--- Begin Data lines ---
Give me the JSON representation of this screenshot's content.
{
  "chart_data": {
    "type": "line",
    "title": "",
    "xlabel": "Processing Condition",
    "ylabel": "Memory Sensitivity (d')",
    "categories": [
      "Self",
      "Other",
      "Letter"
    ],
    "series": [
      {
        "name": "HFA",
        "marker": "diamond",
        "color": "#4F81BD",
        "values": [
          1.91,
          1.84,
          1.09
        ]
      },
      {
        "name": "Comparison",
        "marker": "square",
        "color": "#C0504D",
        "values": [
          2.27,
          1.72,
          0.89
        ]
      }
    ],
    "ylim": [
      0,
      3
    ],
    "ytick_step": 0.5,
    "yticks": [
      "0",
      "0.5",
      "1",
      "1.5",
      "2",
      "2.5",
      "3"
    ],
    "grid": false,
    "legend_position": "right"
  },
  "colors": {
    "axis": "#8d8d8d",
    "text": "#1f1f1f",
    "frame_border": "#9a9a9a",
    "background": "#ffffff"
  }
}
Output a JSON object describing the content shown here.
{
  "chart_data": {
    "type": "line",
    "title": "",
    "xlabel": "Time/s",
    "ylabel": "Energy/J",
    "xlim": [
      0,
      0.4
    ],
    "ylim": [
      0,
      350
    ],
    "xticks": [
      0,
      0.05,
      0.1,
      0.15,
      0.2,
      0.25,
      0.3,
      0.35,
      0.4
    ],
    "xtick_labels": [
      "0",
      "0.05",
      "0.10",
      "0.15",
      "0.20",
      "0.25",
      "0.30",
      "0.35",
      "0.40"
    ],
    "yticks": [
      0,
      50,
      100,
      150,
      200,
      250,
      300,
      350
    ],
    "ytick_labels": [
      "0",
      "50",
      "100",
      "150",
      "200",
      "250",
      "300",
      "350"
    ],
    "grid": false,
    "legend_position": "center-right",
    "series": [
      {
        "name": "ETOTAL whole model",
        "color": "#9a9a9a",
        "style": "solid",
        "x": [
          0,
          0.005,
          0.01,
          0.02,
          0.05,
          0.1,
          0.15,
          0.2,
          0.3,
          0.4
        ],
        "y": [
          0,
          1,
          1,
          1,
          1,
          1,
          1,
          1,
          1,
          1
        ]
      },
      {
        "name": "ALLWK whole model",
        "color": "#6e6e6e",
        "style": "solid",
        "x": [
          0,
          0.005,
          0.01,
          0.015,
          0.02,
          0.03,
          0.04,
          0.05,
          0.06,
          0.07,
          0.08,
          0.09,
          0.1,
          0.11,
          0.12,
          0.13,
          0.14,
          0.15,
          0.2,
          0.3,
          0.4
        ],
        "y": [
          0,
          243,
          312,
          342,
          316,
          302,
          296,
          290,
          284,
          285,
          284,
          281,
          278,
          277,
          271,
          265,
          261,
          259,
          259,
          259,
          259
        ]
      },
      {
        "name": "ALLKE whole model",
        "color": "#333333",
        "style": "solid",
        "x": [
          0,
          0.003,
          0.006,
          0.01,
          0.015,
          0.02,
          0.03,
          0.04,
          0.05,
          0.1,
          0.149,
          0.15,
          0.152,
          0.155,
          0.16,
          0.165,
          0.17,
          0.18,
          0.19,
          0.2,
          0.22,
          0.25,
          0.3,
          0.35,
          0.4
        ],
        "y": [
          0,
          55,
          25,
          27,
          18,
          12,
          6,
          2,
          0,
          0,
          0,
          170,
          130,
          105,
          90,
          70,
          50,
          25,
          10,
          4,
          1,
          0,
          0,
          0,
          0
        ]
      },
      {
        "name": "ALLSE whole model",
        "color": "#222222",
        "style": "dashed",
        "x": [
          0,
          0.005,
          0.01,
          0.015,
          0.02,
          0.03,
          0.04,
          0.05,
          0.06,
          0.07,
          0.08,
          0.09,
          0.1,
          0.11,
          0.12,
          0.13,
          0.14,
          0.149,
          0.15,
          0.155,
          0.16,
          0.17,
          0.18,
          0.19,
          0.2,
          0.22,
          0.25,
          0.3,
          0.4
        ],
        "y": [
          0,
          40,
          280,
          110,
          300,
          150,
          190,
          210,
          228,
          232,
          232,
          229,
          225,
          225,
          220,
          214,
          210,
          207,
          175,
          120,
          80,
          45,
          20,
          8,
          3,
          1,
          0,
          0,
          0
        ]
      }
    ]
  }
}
--- End Data lines ---
Can you reproduce all the material exactly?

Give me the JSON representation of this screenshot's content.
{
  "chart_data": {
    "type": "line",
    "title": "",
    "xlabel": "Processing Condition",
    "ylabel": "Memory Sensitivity (d')",
    "categories": [
      "Self",
      "Other",
      "Letter"
    ],
    "series": [
      {
        "name": "HFA",
        "marker": "diamond",
        "color": "#4F81BD",
        "values": [
          1.91,
          1.84,
          1.09
        ]
      },
      {
        "name": "Comparison",
        "marker": "square",
        "color": "#C0504D",
        "values": [
          2.27,
          1.72,
          0.89
        ]
      }
    ],
    "ylim": [
      0,
      3
    ],
    "ytick_step": 0.5,
    "yticks": [
      "0",
      "0.5",
      "1",
      "1.5",
      "2",
      "2.5",
      "3"
    ],
    "grid": false,
    "legend_position": "right"
  },
  "colors": {
    "axis": "#8d8d8d",
    "text": "#1f1f1f",
    "frame_border": "#9a9a9a",
    "background": "#ffffff"
  }
}
Output a JSON object describing the content shown here.
{
  "chart_data": {
    "type": "line",
    "title": "",
    "xlabel": "Time/s",
    "ylabel": "Energy/J",
    "xlim": [
      0,
      0.4
    ],
    "ylim": [
      0,
      350
    ],
    "xticks": [
      0,
      0.05,
      0.1,
      0.15,
      0.2,
      0.25,
      0.3,
      0.35,
      0.4
    ],
    "xtick_labels": [
      "0",
      "0.05",
      "0.10",
      "0.15",
      "0.20",
      "0.25",
      "0.30",
      "0.35",
      "0.40"
    ],
    "yticks": [
      0,
      50,
      100,
      150,
      200,
      250,
      300,
      350
    ],
    "ytick_labels": [
      "0",
      "50",
      "100",
      "150",
      "200",
      "250",
      "300",
      "350"
    ],
    "grid": false,
    "legend_position": "center-right",
    "series": [
      {
        "name": "ETOTAL whole model",
        "color": "#9a9a9a",
        "style": "solid",
        "x": [
          0,
          0.005,
          0.01,
          0.02,
          0.05,
          0.1,
          0.15,
          0.2,
          0.3,
          0.4
        ],
        "y": [
          0,
          1,
          1,
          1,
          1,
          1,
          1,
          1,
          1,
          1
        ]
      },
      {
        "name": "ALLWK whole model",
        "color": "#6e6e6e",
        "style": "solid",
        "x": [
          0,
          0.005,
          0.01,
          0.015,
          0.02,
          0.03,
          0.04,
          0.05,
          0.06,
          0.07,
          0.08,
          0.09,
          0.1,
          0.11,
          0.12,
          0.13,
          0.14,
          0.15,
          0.2,
          0.3,
          0.4
        ],
        "y": [
          0,
          243,
          312,
          342,
          316,
          302,
          296,
          290,
          284,
          285,
          284,
          281,
          278,
          277,
          271,
          265,
          261,
          259,
          259,
          259,
          259
        ]
      },
      {
        "name": "ALLKE whole model",
        "color": "#333333",
        "style": "solid",
        "x": [
          0,
          0.003,
          0.006,
          0.01,
          0.015,
          0.02,
          0.03,
          0.04,
          0.05,
          0.1,
          0.149,
          0.15,
          0.152,
          0.155,
          0.16,
          0.165,
          0.17,
          0.18,
          0.19,
          0.2,
          0.22,
          0.25,
          0.3,
          0.35,
          0.4
        ],
        "y": [
          0,
          55,
          25,
          27,
          18,
          12,
          6,
          2,
          0,
          0,
          0,
          170,
          130,
          105,
          90,
          70,
          50,
          25,
          10,
          4,
          1,
          0,
          0,
          0,
          0
        ]
      },
      {
        "name": "ALLSE whole model",
        "color": "#222222",
        "style": "dashed",
        "x": [
          0,
          0.005,
          0.01,
          0.015,
          0.02,
          0.03,
          0.04,
          0.05,
          0.06,
          0.07,
          0.08,
          0.09,
          0.1,
          0.11,
          0.12,
          0.13,
          0.14,
          0.149,
          0.15,
          0.155,
          0.16,
          0.17,
          0.18,
          0.19,
          0.2,
          0.22,
          0.25,
          0.3,
          0.4
        ],
        "y": [
          0,
          40,
          280,
          110,
          300,
          150,
          190,
          210,
          228,
          232,
          232,
          229,
          225,
          225,
          220,
          214,
          210,
          207,
          175,
          120,
          80,
          45,
          20,
          8,
          3,
          1,
          0,
          0,
          0
        ]
      }
    ]
  }
}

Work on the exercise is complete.